→ **GIVEN EXERCISE**
Gather up every line that includes the string "level".

→ **PROVIDED RECORDS**
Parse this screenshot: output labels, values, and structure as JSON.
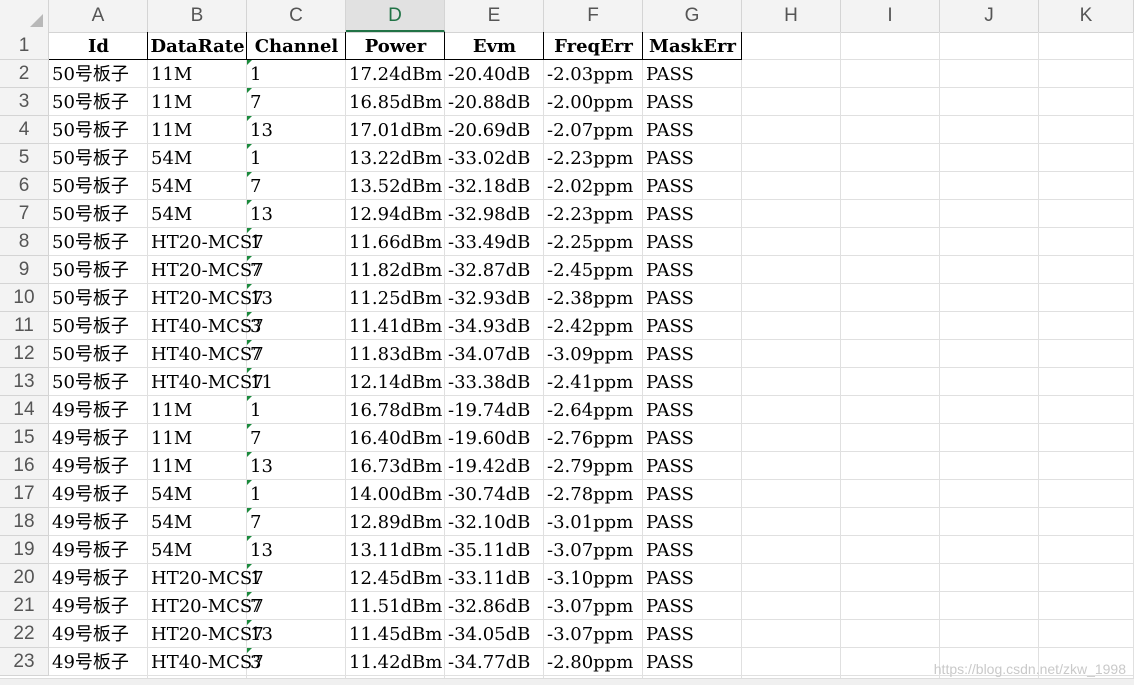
{
  "spreadsheet": {
    "columns": [
      "A",
      "B",
      "C",
      "D",
      "E",
      "F",
      "G",
      "H",
      "I",
      "J",
      "K"
    ],
    "selected_column": "D",
    "header": [
      "Id",
      "DataRate",
      "Channel",
      "Power",
      "Evm",
      "FreqErr",
      "MaskErr"
    ],
    "rows": [
      [
        "50号板子",
        "11M",
        "1",
        "17.24dBm",
        "-20.40dB",
        "-2.03ppm",
        "PASS"
      ],
      [
        "50号板子",
        "11M",
        "7",
        "16.85dBm",
        "-20.88dB",
        "-2.00ppm",
        "PASS"
      ],
      [
        "50号板子",
        "11M",
        "13",
        "17.01dBm",
        "-20.69dB",
        "-2.07ppm",
        "PASS"
      ],
      [
        "50号板子",
        "54M",
        "1",
        "13.22dBm",
        "-33.02dB",
        "-2.23ppm",
        "PASS"
      ],
      [
        "50号板子",
        "54M",
        "7",
        "13.52dBm",
        "-32.18dB",
        "-2.02ppm",
        "PASS"
      ],
      [
        "50号板子",
        "54M",
        "13",
        "12.94dBm",
        "-32.98dB",
        "-2.23ppm",
        "PASS"
      ],
      [
        "50号板子",
        "HT20-MCS7",
        "1",
        "11.66dBm",
        "-33.49dB",
        "-2.25ppm",
        "PASS"
      ],
      [
        "50号板子",
        "HT20-MCS7",
        "7",
        "11.82dBm",
        "-32.87dB",
        "-2.45ppm",
        "PASS"
      ],
      [
        "50号板子",
        "HT20-MCS7",
        "13",
        "11.25dBm",
        "-32.93dB",
        "-2.38ppm",
        "PASS"
      ],
      [
        "50号板子",
        "HT40-MCS7",
        "3",
        "11.41dBm",
        "-34.93dB",
        "-2.42ppm",
        "PASS"
      ],
      [
        "50号板子",
        "HT40-MCS7",
        "7",
        "11.83dBm",
        "-34.07dB",
        "-3.09ppm",
        "PASS"
      ],
      [
        "50号板子",
        "HT40-MCS7",
        "11",
        "12.14dBm",
        "-33.38dB",
        "-2.41ppm",
        "PASS"
      ],
      [
        "49号板子",
        "11M",
        "1",
        "16.78dBm",
        "-19.74dB",
        "-2.64ppm",
        "PASS"
      ],
      [
        "49号板子",
        "11M",
        "7",
        "16.40dBm",
        "-19.60dB",
        "-2.76ppm",
        "PASS"
      ],
      [
        "49号板子",
        "11M",
        "13",
        "16.73dBm",
        "-19.42dB",
        "-2.79ppm",
        "PASS"
      ],
      [
        "49号板子",
        "54M",
        "1",
        "14.00dBm",
        "-30.74dB",
        "-2.78ppm",
        "PASS"
      ],
      [
        "49号板子",
        "54M",
        "7",
        "12.89dBm",
        "-32.10dB",
        "-3.01ppm",
        "PASS"
      ],
      [
        "49号板子",
        "54M",
        "13",
        "13.11dBm",
        "-35.11dB",
        "-3.07ppm",
        "PASS"
      ],
      [
        "49号板子",
        "HT20-MCS7",
        "1",
        "12.45dBm",
        "-33.11dB",
        "-3.10ppm",
        "PASS"
      ],
      [
        "49号板子",
        "HT20-MCS7",
        "7",
        "11.51dBm",
        "-32.86dB",
        "-3.07ppm",
        "PASS"
      ],
      [
        "49号板子",
        "HT20-MCS7",
        "13",
        "11.45dBm",
        "-34.05dB",
        "-3.07ppm",
        "PASS"
      ],
      [
        "49号板子",
        "HT40-MCS7",
        "3",
        "11.42dBm",
        "-34.77dB",
        "-2.80ppm",
        "PASS"
      ]
    ],
    "watermark": "https://blog.csdn.net/zkw_1998",
    "colors": {
      "selected_header": "#217346",
      "error_indicator": "#1a8a3c",
      "gridline": "#e0e0e0"
    }
  }
}
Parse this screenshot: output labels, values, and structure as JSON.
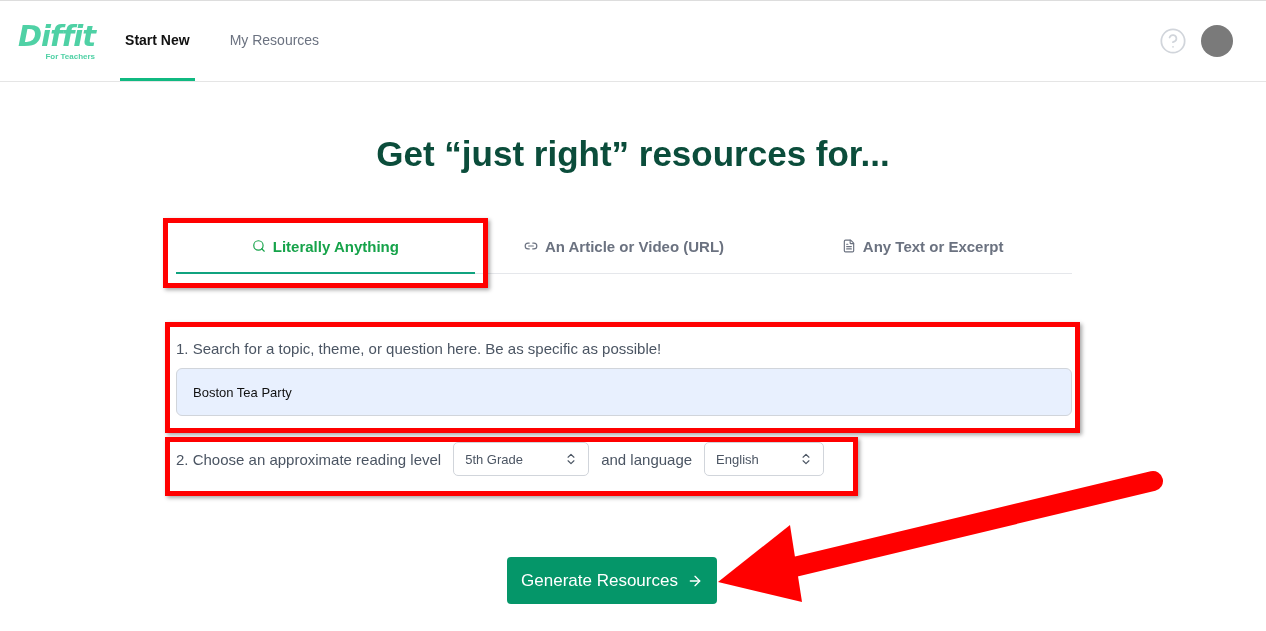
{
  "logo": {
    "name": "Diffit",
    "tagline": "For Teachers"
  },
  "nav": [
    {
      "label": "Start New",
      "selected": true
    },
    {
      "label": "My Resources",
      "selected": false
    }
  ],
  "headline": "Get “just right” resources for...",
  "tabs": [
    {
      "label": "Literally Anything",
      "kind": "search",
      "selected": true
    },
    {
      "label": "An Article or Video (URL)",
      "kind": "link",
      "selected": false
    },
    {
      "label": "Any Text or Excerpt",
      "kind": "document",
      "selected": false
    }
  ],
  "search": {
    "label": "1. Search for a topic, theme, or question here. Be as specific as possible!",
    "value": "Boston Tea Party"
  },
  "level": {
    "label": "2. Choose an approximate reading level",
    "value": "5th Grade",
    "joiner": "and language",
    "language": "English"
  },
  "button": {
    "label": "Generate Resources"
  }
}
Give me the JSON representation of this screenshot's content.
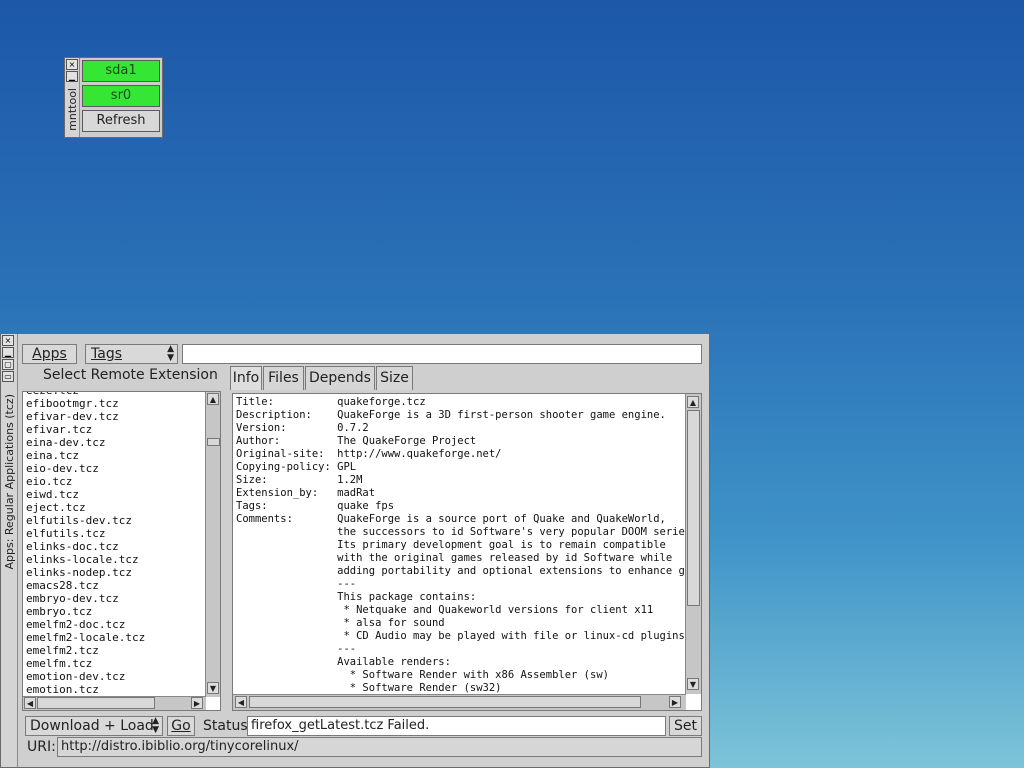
{
  "mount_tool": {
    "title": "mnttool",
    "close_glyph": "×",
    "buttons": [
      {
        "label": "sda1",
        "state": "mounted",
        "color": "#35e635"
      },
      {
        "label": "sr0",
        "state": "mounted",
        "color": "#35e635"
      },
      {
        "label": "Refresh"
      }
    ]
  },
  "apps_window": {
    "title": "Apps: Regular Applications (tcz)",
    "close_glyph": "×",
    "toolbar": {
      "apps_menu": "Apps",
      "tags_select": "Tags",
      "search_value": ""
    },
    "list_header": "Select Remote Extension",
    "extensions": [
      "eeze.tcz",
      "efibootmgr.tcz",
      "efivar-dev.tcz",
      "efivar.tcz",
      "eina-dev.tcz",
      "eina.tcz",
      "eio-dev.tcz",
      "eio.tcz",
      "eiwd.tcz",
      "eject.tcz",
      "elfutils-dev.tcz",
      "elfutils.tcz",
      "elinks-doc.tcz",
      "elinks-locale.tcz",
      "elinks-nodep.tcz",
      "emacs28.tcz",
      "embryo-dev.tcz",
      "embryo.tcz",
      "emelfm2-doc.tcz",
      "emelfm2-locale.tcz",
      "emelfm2.tcz",
      "emelfm.tcz",
      "emotion-dev.tcz",
      "emotion.tcz"
    ],
    "tabs": [
      "Info",
      "Files",
      "Depends",
      "Size"
    ],
    "active_tab": "Info",
    "info_text": "Title:          quakeforge.tcz\nDescription:    QuakeForge is a 3D first-person shooter game engine.\nVersion:        0.7.2\nAuthor:         The QuakeForge Project\nOriginal-site:  http://www.quakeforge.net/\nCopying-policy: GPL\nSize:           1.2M\nExtension_by:   madRat\nTags:           quake fps\nComments:       QuakeForge is a source port of Quake and QuakeWorld,\n                the successors to id Software's very popular DOOM series.\n                Its primary development goal is to remain compatible\n                with the original games released by id Software while\n                adding portability and optional extensions to enhance game\n                ---\n                This package contains:\n                 * Netquake and Quakeworld versions for client x11\n                 * alsa for sound\n                 * CD Audio may be played with file or linux-cd plugins\n                ---\n                Available renders:\n                  * Software Render with x86 Assembler (sw)\n                  * Software Render (sw32)",
    "bottom": {
      "mode_select": "Download + Load",
      "go_button": "Go",
      "status_label": "Status",
      "status_value": "firefox_getLatest.tcz Failed.",
      "set_button": "Set",
      "uri_label": "URI:",
      "uri_value": "http://distro.ibiblio.org/tinycorelinux/"
    }
  }
}
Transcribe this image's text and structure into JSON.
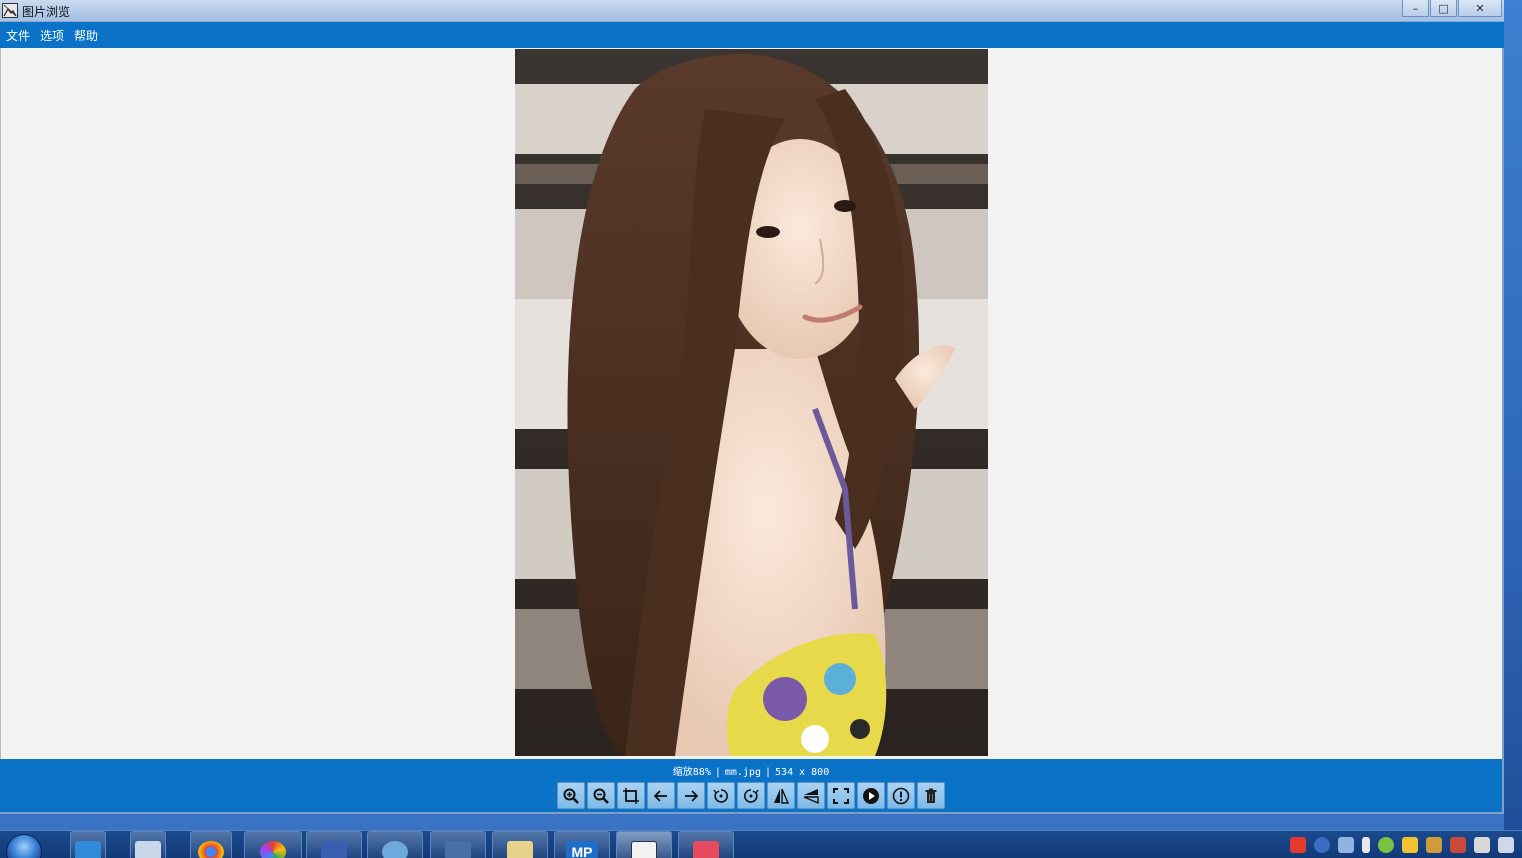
{
  "window": {
    "title": "图片浏览",
    "controls": {
      "minimize": "–",
      "maximize": "□",
      "close": "✕"
    }
  },
  "menu": {
    "items": [
      "文件",
      "选项",
      "帮助"
    ]
  },
  "status": {
    "zoom": "缩放88%",
    "filename": "mm.jpg",
    "dimensions": "534 x 800"
  },
  "toolbar": {
    "tools": [
      {
        "name": "zoom-in-icon"
      },
      {
        "name": "zoom-out-icon"
      },
      {
        "name": "fit-window-icon"
      },
      {
        "name": "previous-icon"
      },
      {
        "name": "next-icon"
      },
      {
        "name": "rotate-left-icon"
      },
      {
        "name": "rotate-right-icon"
      },
      {
        "name": "flip-horizontal-icon"
      },
      {
        "name": "flip-vertical-icon"
      },
      {
        "name": "fullscreen-icon"
      },
      {
        "name": "slideshow-play-icon"
      },
      {
        "name": "info-icon"
      },
      {
        "name": "delete-icon"
      }
    ]
  },
  "taskbar": {
    "apps": [
      {
        "name": "sogou-pinyin-icon",
        "color": "#2e8bd8"
      },
      {
        "name": "calculator-icon",
        "color": "#c8d8e8"
      },
      {
        "name": "chrome-icon",
        "color": "#e34133"
      },
      {
        "name": "color-picker-icon",
        "color": "#7ac143"
      },
      {
        "name": "network-tool-icon",
        "color": "#3a5fb0"
      },
      {
        "name": "clock-icon",
        "color": "#6fa8dc"
      },
      {
        "name": "keyboard-tool-icon",
        "color": "#4a6fa5"
      },
      {
        "name": "notepad-icon",
        "color": "#e8d28a"
      },
      {
        "name": "mp-icon",
        "color": "#1e6ec8",
        "label": "MP"
      },
      {
        "name": "image-viewer-icon",
        "color": "#f2f2f2"
      },
      {
        "name": "camera-icon",
        "color": "#e84a5f"
      }
    ]
  },
  "colors": {
    "accent": "#0a73c7",
    "canvas": "#f2f2f2"
  }
}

→ **SOLVED EXERCISE**
  "level": {
    "label": "2. Choose an approximate reading level",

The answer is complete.